Goal of the exercise => Copy out each line of the material below that holds the string "comunicación".

Given entries =>
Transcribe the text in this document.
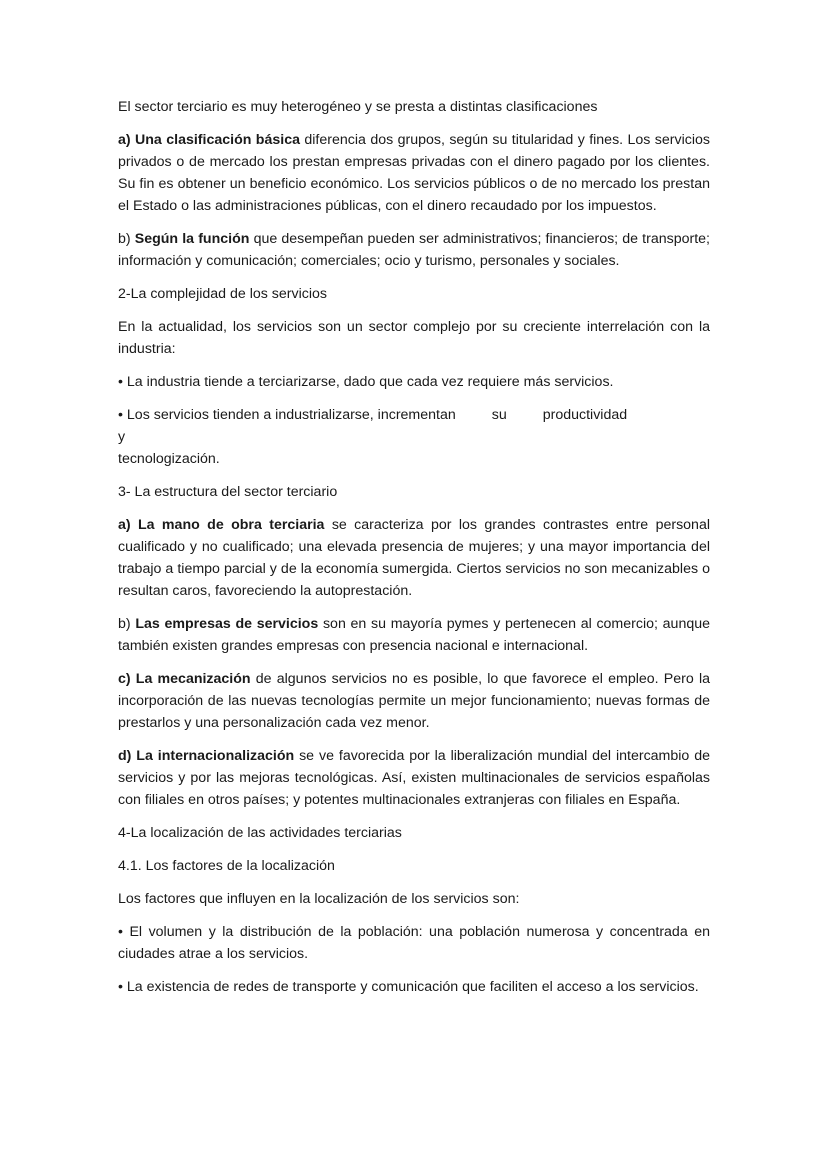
El sector terciario es muy heterogéneo y se presta a distintas clasificaciones

a) Una clasificación básica diferencia dos grupos, según su titularidad y fines. Los servicios privados o de mercado los prestan empresas privadas con el dinero pagado por los clientes. Su fin es obtener un beneficio económico. Los servicios públicos o de no mercado los prestan el Estado o las administraciones públicas, con el dinero recaudado por los impuestos.

b) Según la función que desempeñan pueden ser administrativos; financieros; de transporte; información y comunicación; comerciales; ocio y turismo, personales y sociales.

2-La complejidad de los servicios

En la actualidad, los servicios son un sector complejo por su creciente interrelación con la industria:

• La industria tiende a terciarizarse, dado que cada vez requiere más servicios.

• Los servicios tienden a industrializarse, incrementan	su	productividady
tecnologización.

3- La estructura del sector terciario

a) La mano de obra terciaria se caracteriza por los grandes contrastes entre personal cualificado y no cualificado; una elevada presencia de mujeres; y una mayor importancia del trabajo a tiempo parcial y de la economía sumergida. Ciertos servicios no son mecanizables o resultan caros, favoreciendo la autoprestación.

b) Las empresas de servicios son en su mayoría pymes y pertenecen al comercio; aunque también existen grandes empresas con presencia nacional e internacional.

c) La mecanización de algunos servicios no es posible, lo que favorece el empleo. Pero la incorporación de las nuevas tecnologías permite un mejor funcionamiento; nuevas formas de prestarlos y una personalización cada vez menor.

d) La internacionalización se ve favorecida por la liberalización mundial del intercambio de servicios y por las mejoras tecnológicas. Así, existen multinacionales de servicios españolas con filiales en otros países; y potentes multinacionales extranjeras con filiales en España.

4-La localización de las actividades terciarias

4.1. Los factores de la localización

Los factores que influyen en la localización de los servicios son:

• El volumen y la distribución de la población: una población numerosa y concentrada en ciudades atrae a los servicios.

• La existencia de redes de transporte y comunicación que faciliten el acceso a los servicios.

Finished task =>
b) Según la función que desempeñan pueden ser administrativos; financieros; de transporte; información y comunicación; comerciales; ocio y turismo, personales y sociales.
• La existencia de redes de transporte y comunicación que faciliten el acceso a los servicios.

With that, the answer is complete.